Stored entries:
# # # #

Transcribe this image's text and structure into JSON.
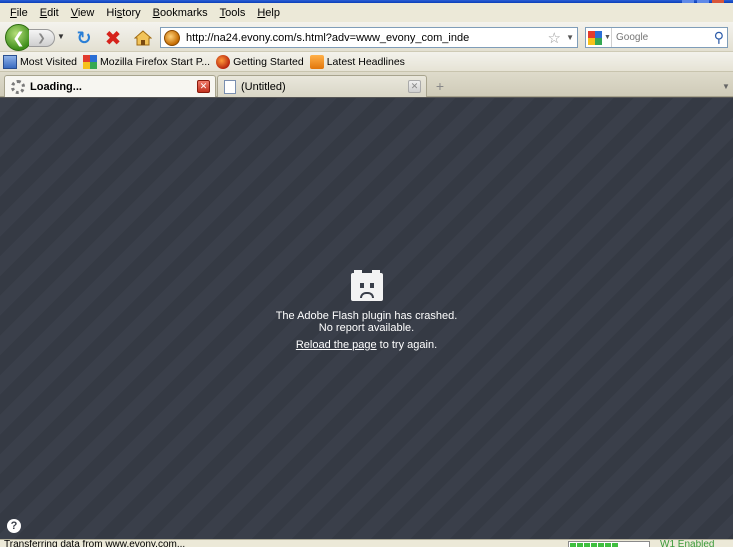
{
  "menu": {
    "items": [
      {
        "ul": "F",
        "rest": "ile"
      },
      {
        "ul": "E",
        "rest": "dit"
      },
      {
        "ul": "V",
        "rest": "iew"
      },
      {
        "pre": "Hi",
        "ul": "s",
        "rest": "tory"
      },
      {
        "ul": "B",
        "rest": "ookmarks"
      },
      {
        "ul": "T",
        "rest": "ools"
      },
      {
        "ul": "H",
        "rest": "elp"
      }
    ]
  },
  "navigation": {
    "back_icon": "back-arrow-icon",
    "forward_icon": "forward-arrow-icon",
    "url": "http://na24.evony.com/s.html?adv=www_evony_com_inde",
    "search_placeholder": "Google"
  },
  "bookmarks": [
    {
      "label": "Most Visited",
      "icon": "most-visited-icon"
    },
    {
      "label": "Mozilla Firefox Start P...",
      "icon": "google-icon"
    },
    {
      "label": "Getting Started",
      "icon": "firefox-icon"
    },
    {
      "label": "Latest Headlines",
      "icon": "rss-icon"
    }
  ],
  "tabs": [
    {
      "label": "Loading...",
      "active": true
    },
    {
      "label": "(Untitled)",
      "active": false
    }
  ],
  "content": {
    "crash_line1": "The Adobe Flash plugin has crashed.",
    "crash_line2": "No report available.",
    "reload_link": "Reload the page",
    "reload_suffix": " to try again.",
    "help_glyph": "?"
  },
  "status": {
    "text": "Transferring data from www.evony.com...",
    "progress_percent": 65,
    "right_text": "W1 Enabled"
  },
  "colors": {
    "content_bg": "#3a3f4a",
    "accent_green": "#3fbf3f",
    "stop_red": "#d6231b",
    "reload_blue": "#2a7fd6"
  }
}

# # # #

### TASK PROMPT
Repeat the records above exactly, leaving out any pictures they contain.

### OUTPUT FOR THIS EXERCISE
Transcribe this image's text and structure into JSON.
{
  "menu": {
    "items": [
      {
        "ul": "F",
        "rest": "ile"
      },
      {
        "ul": "E",
        "rest": "dit"
      },
      {
        "ul": "V",
        "rest": "iew"
      },
      {
        "pre": "Hi",
        "ul": "s",
        "rest": "tory"
      },
      {
        "ul": "B",
        "rest": "ookmarks"
      },
      {
        "ul": "T",
        "rest": "ools"
      },
      {
        "ul": "H",
        "rest": "elp"
      }
    ]
  },
  "navigation": {
    "back_icon": "back-arrow-icon",
    "forward_icon": "forward-arrow-icon",
    "url": "http://na24.evony.com/s.html?adv=www_evony_com_inde",
    "search_placeholder": "Google"
  },
  "bookmarks": [
    {
      "label": "Most Visited",
      "icon": "most-visited-icon"
    },
    {
      "label": "Mozilla Firefox Start P...",
      "icon": "google-icon"
    },
    {
      "label": "Getting Started",
      "icon": "firefox-icon"
    },
    {
      "label": "Latest Headlines",
      "icon": "rss-icon"
    }
  ],
  "tabs": [
    {
      "label": "Loading...",
      "active": true
    },
    {
      "label": "(Untitled)",
      "active": false
    }
  ],
  "content": {
    "crash_line1": "The Adobe Flash plugin has crashed.",
    "crash_line2": "No report available.",
    "reload_link": "Reload the page",
    "reload_suffix": " to try again.",
    "help_glyph": "?"
  },
  "status": {
    "text": "Transferring data from www.evony.com...",
    "progress_percent": 65,
    "right_text": "W1 Enabled"
  },
  "colors": {
    "content_bg": "#3a3f4a",
    "accent_green": "#3fbf3f",
    "stop_red": "#d6231b",
    "reload_blue": "#2a7fd6"
  }
}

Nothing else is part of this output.